▶ YOUR INSTRUCTIONS
Reproduce the records that follow in full, excluding any picture they contain.

▶ GIVEN RECORDS
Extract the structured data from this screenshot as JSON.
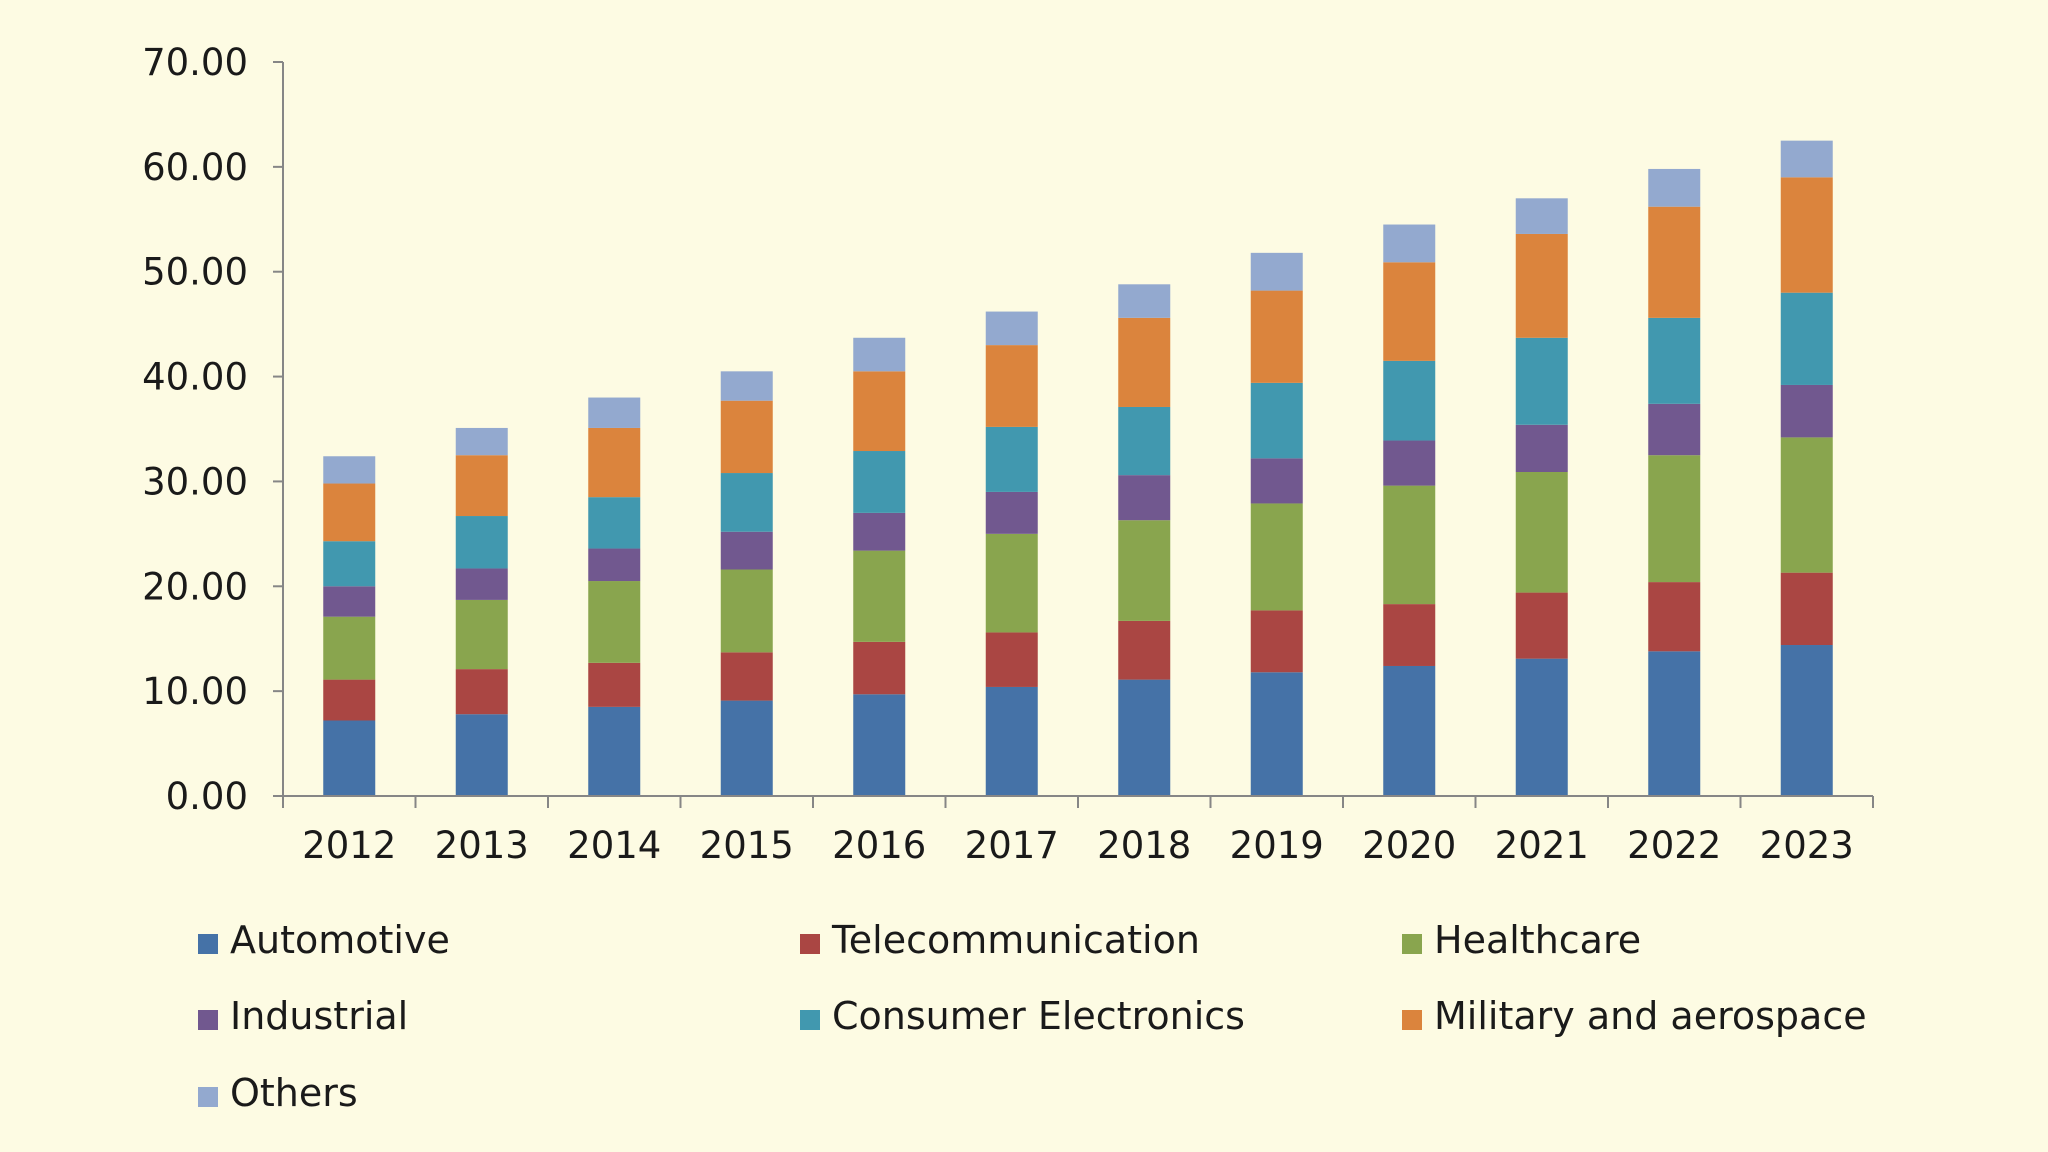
{
  "chart_data": {
    "type": "bar",
    "stacked": true,
    "title": "",
    "xlabel": "",
    "ylabel": "",
    "ylim": [
      0,
      70
    ],
    "y_ticks": [
      "0.00",
      "10.00",
      "20.00",
      "30.00",
      "40.00",
      "50.00",
      "60.00",
      "70.00"
    ],
    "y_tick_values": [
      0,
      10,
      20,
      30,
      40,
      50,
      60,
      70
    ],
    "grid": false,
    "legend_position": "bottom",
    "categories": [
      "2012",
      "2013",
      "2014",
      "2015",
      "2016",
      "2017",
      "2018",
      "2019",
      "2020",
      "2021",
      "2022",
      "2023"
    ],
    "series": [
      {
        "name": "Automotive",
        "color": "#4572a7",
        "values": [
          7.2,
          7.8,
          8.5,
          9.1,
          9.7,
          10.4,
          11.1,
          11.8,
          12.4,
          13.1,
          13.8,
          14.4
        ]
      },
      {
        "name": "Telecommunication",
        "color": "#aa4643",
        "values": [
          3.9,
          4.3,
          4.2,
          4.6,
          5.0,
          5.2,
          5.6,
          5.9,
          5.9,
          6.3,
          6.6,
          6.9
        ]
      },
      {
        "name": "Healthcare",
        "color": "#89a54e",
        "values": [
          6.0,
          6.6,
          7.8,
          7.9,
          8.7,
          9.4,
          9.6,
          10.2,
          11.3,
          11.5,
          12.1,
          12.9
        ]
      },
      {
        "name": "Industrial",
        "color": "#71588f",
        "values": [
          2.9,
          3.0,
          3.1,
          3.6,
          3.6,
          4.0,
          4.3,
          4.3,
          4.3,
          4.5,
          4.9,
          5.0
        ]
      },
      {
        "name": "Consumer Electronics",
        "color": "#4198af",
        "values": [
          4.3,
          5.0,
          4.9,
          5.6,
          5.9,
          6.2,
          6.5,
          7.2,
          7.6,
          8.3,
          8.2,
          8.8
        ]
      },
      {
        "name": "Military and aerospace",
        "color": "#db843d",
        "values": [
          5.5,
          5.8,
          6.6,
          6.9,
          7.6,
          7.8,
          8.5,
          8.8,
          9.4,
          9.9,
          10.6,
          11.0
        ]
      },
      {
        "name": "Others",
        "color": "#93a9cf",
        "values": [
          2.6,
          2.6,
          2.9,
          2.8,
          3.2,
          3.2,
          3.2,
          3.6,
          3.6,
          3.4,
          3.6,
          3.5
        ]
      }
    ]
  }
}
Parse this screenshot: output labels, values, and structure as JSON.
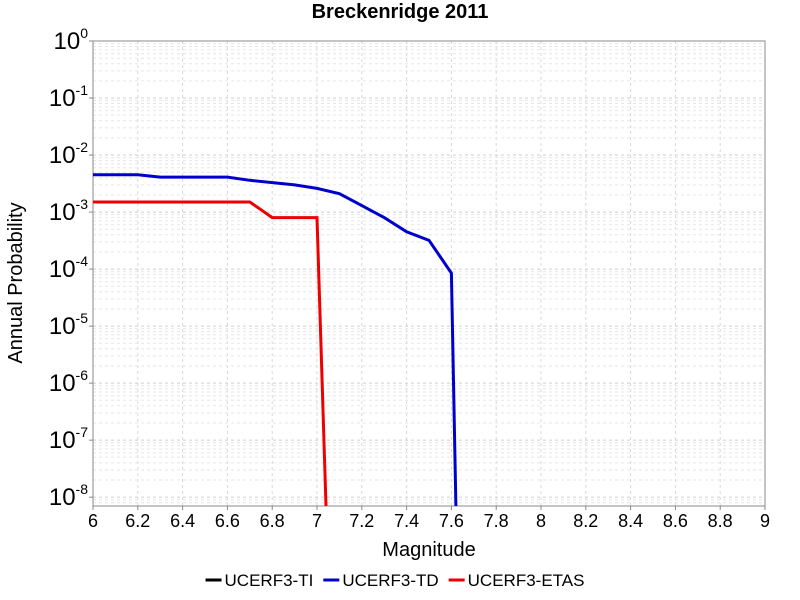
{
  "chart_data": {
    "type": "line",
    "title": "Breckenridge 2011",
    "xlabel": "Magnitude",
    "ylabel": "Annual Probability",
    "xlim": [
      6,
      9
    ],
    "ylim": [
      7e-09,
      1
    ],
    "yscale": "log",
    "grid": true,
    "legend_position": "bottom",
    "xticks": [
      "6",
      "6.2",
      "6.4",
      "6.6",
      "6.8",
      "7",
      "7.2",
      "7.4",
      "7.6",
      "7.8",
      "8",
      "8.2",
      "8.4",
      "8.6",
      "8.8",
      "9"
    ],
    "yticks": [
      {
        "base": "10",
        "exp": "0"
      },
      {
        "base": "10",
        "exp": "-1"
      },
      {
        "base": "10",
        "exp": "-2"
      },
      {
        "base": "10",
        "exp": "-3"
      },
      {
        "base": "10",
        "exp": "-4"
      },
      {
        "base": "10",
        "exp": "-5"
      },
      {
        "base": "10",
        "exp": "-6"
      },
      {
        "base": "10",
        "exp": "-7"
      },
      {
        "base": "10",
        "exp": "-8"
      }
    ],
    "series": [
      {
        "name": "UCERF3-TI",
        "color": "#000000",
        "x": [],
        "y": []
      },
      {
        "name": "UCERF3-TD",
        "color": "#0000cc",
        "x": [
          6.0,
          6.2,
          6.3,
          6.6,
          6.7,
          6.9,
          7.0,
          7.1,
          7.2,
          7.3,
          7.4,
          7.5,
          7.6,
          7.62
        ],
        "y": [
          0.0045,
          0.0045,
          0.0041,
          0.0041,
          0.0036,
          0.003,
          0.0026,
          0.0021,
          0.0013,
          0.0008,
          0.00045,
          0.00032,
          8.5e-05,
          7e-09
        ]
      },
      {
        "name": "UCERF3-ETAS",
        "color": "#ee0000",
        "x": [
          6.0,
          6.6,
          6.7,
          6.75,
          6.8,
          7.0,
          7.0,
          7.04
        ],
        "y": [
          0.0015,
          0.0015,
          0.0015,
          0.0011,
          0.0008,
          0.0008,
          0.0008,
          7e-09
        ]
      }
    ]
  }
}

▶ ANSWER TO THIS PROBLEM
Extract the structured data from this screenshot as JSON.
{
  "chart_data": {
    "type": "bar",
    "stacked": true,
    "title": "",
    "xlabel": "",
    "ylabel": "",
    "ylim": [
      0,
      70
    ],
    "y_ticks": [
      "0.00",
      "10.00",
      "20.00",
      "30.00",
      "40.00",
      "50.00",
      "60.00",
      "70.00"
    ],
    "y_tick_values": [
      0,
      10,
      20,
      30,
      40,
      50,
      60,
      70
    ],
    "grid": false,
    "legend_position": "bottom",
    "categories": [
      "2012",
      "2013",
      "2014",
      "2015",
      "2016",
      "2017",
      "2018",
      "2019",
      "2020",
      "2021",
      "2022",
      "2023"
    ],
    "series": [
      {
        "name": "Automotive",
        "color": "#4572a7",
        "values": [
          7.2,
          7.8,
          8.5,
          9.1,
          9.7,
          10.4,
          11.1,
          11.8,
          12.4,
          13.1,
          13.8,
          14.4
        ]
      },
      {
        "name": "Telecommunication",
        "color": "#aa4643",
        "values": [
          3.9,
          4.3,
          4.2,
          4.6,
          5.0,
          5.2,
          5.6,
          5.9,
          5.9,
          6.3,
          6.6,
          6.9
        ]
      },
      {
        "name": "Healthcare",
        "color": "#89a54e",
        "values": [
          6.0,
          6.6,
          7.8,
          7.9,
          8.7,
          9.4,
          9.6,
          10.2,
          11.3,
          11.5,
          12.1,
          12.9
        ]
      },
      {
        "name": "Industrial",
        "color": "#71588f",
        "values": [
          2.9,
          3.0,
          3.1,
          3.6,
          3.6,
          4.0,
          4.3,
          4.3,
          4.3,
          4.5,
          4.9,
          5.0
        ]
      },
      {
        "name": "Consumer Electronics",
        "color": "#4198af",
        "values": [
          4.3,
          5.0,
          4.9,
          5.6,
          5.9,
          6.2,
          6.5,
          7.2,
          7.6,
          8.3,
          8.2,
          8.8
        ]
      },
      {
        "name": "Military and aerospace",
        "color": "#db843d",
        "values": [
          5.5,
          5.8,
          6.6,
          6.9,
          7.6,
          7.8,
          8.5,
          8.8,
          9.4,
          9.9,
          10.6,
          11.0
        ]
      },
      {
        "name": "Others",
        "color": "#93a9cf",
        "values": [
          2.6,
          2.6,
          2.9,
          2.8,
          3.2,
          3.2,
          3.2,
          3.6,
          3.6,
          3.4,
          3.6,
          3.5
        ]
      }
    ]
  }
}
Parse this screenshot: output labels, values, and structure as JSON.
{
  "chart_data": {
    "type": "line",
    "title": "Breckenridge 2011",
    "xlabel": "Magnitude",
    "ylabel": "Annual Probability",
    "xlim": [
      6,
      9
    ],
    "ylim": [
      7e-09,
      1
    ],
    "yscale": "log",
    "grid": true,
    "legend_position": "bottom",
    "xticks": [
      "6",
      "6.2",
      "6.4",
      "6.6",
      "6.8",
      "7",
      "7.2",
      "7.4",
      "7.6",
      "7.8",
      "8",
      "8.2",
      "8.4",
      "8.6",
      "8.8",
      "9"
    ],
    "yticks": [
      {
        "base": "10",
        "exp": "0"
      },
      {
        "base": "10",
        "exp": "-1"
      },
      {
        "base": "10",
        "exp": "-2"
      },
      {
        "base": "10",
        "exp": "-3"
      },
      {
        "base": "10",
        "exp": "-4"
      },
      {
        "base": "10",
        "exp": "-5"
      },
      {
        "base": "10",
        "exp": "-6"
      },
      {
        "base": "10",
        "exp": "-7"
      },
      {
        "base": "10",
        "exp": "-8"
      }
    ],
    "series": [
      {
        "name": "UCERF3-TI",
        "color": "#000000",
        "x": [],
        "y": []
      },
      {
        "name": "UCERF3-TD",
        "color": "#0000cc",
        "x": [
          6.0,
          6.2,
          6.3,
          6.6,
          6.7,
          6.9,
          7.0,
          7.1,
          7.2,
          7.3,
          7.4,
          7.5,
          7.6,
          7.62
        ],
        "y": [
          0.0045,
          0.0045,
          0.0041,
          0.0041,
          0.0036,
          0.003,
          0.0026,
          0.0021,
          0.0013,
          0.0008,
          0.00045,
          0.00032,
          8.5e-05,
          7e-09
        ]
      },
      {
        "name": "UCERF3-ETAS",
        "color": "#ee0000",
        "x": [
          6.0,
          6.6,
          6.7,
          6.75,
          6.8,
          7.0,
          7.0,
          7.04
        ],
        "y": [
          0.0015,
          0.0015,
          0.0015,
          0.0011,
          0.0008,
          0.0008,
          0.0008,
          7e-09
        ]
      }
    ]
  }
}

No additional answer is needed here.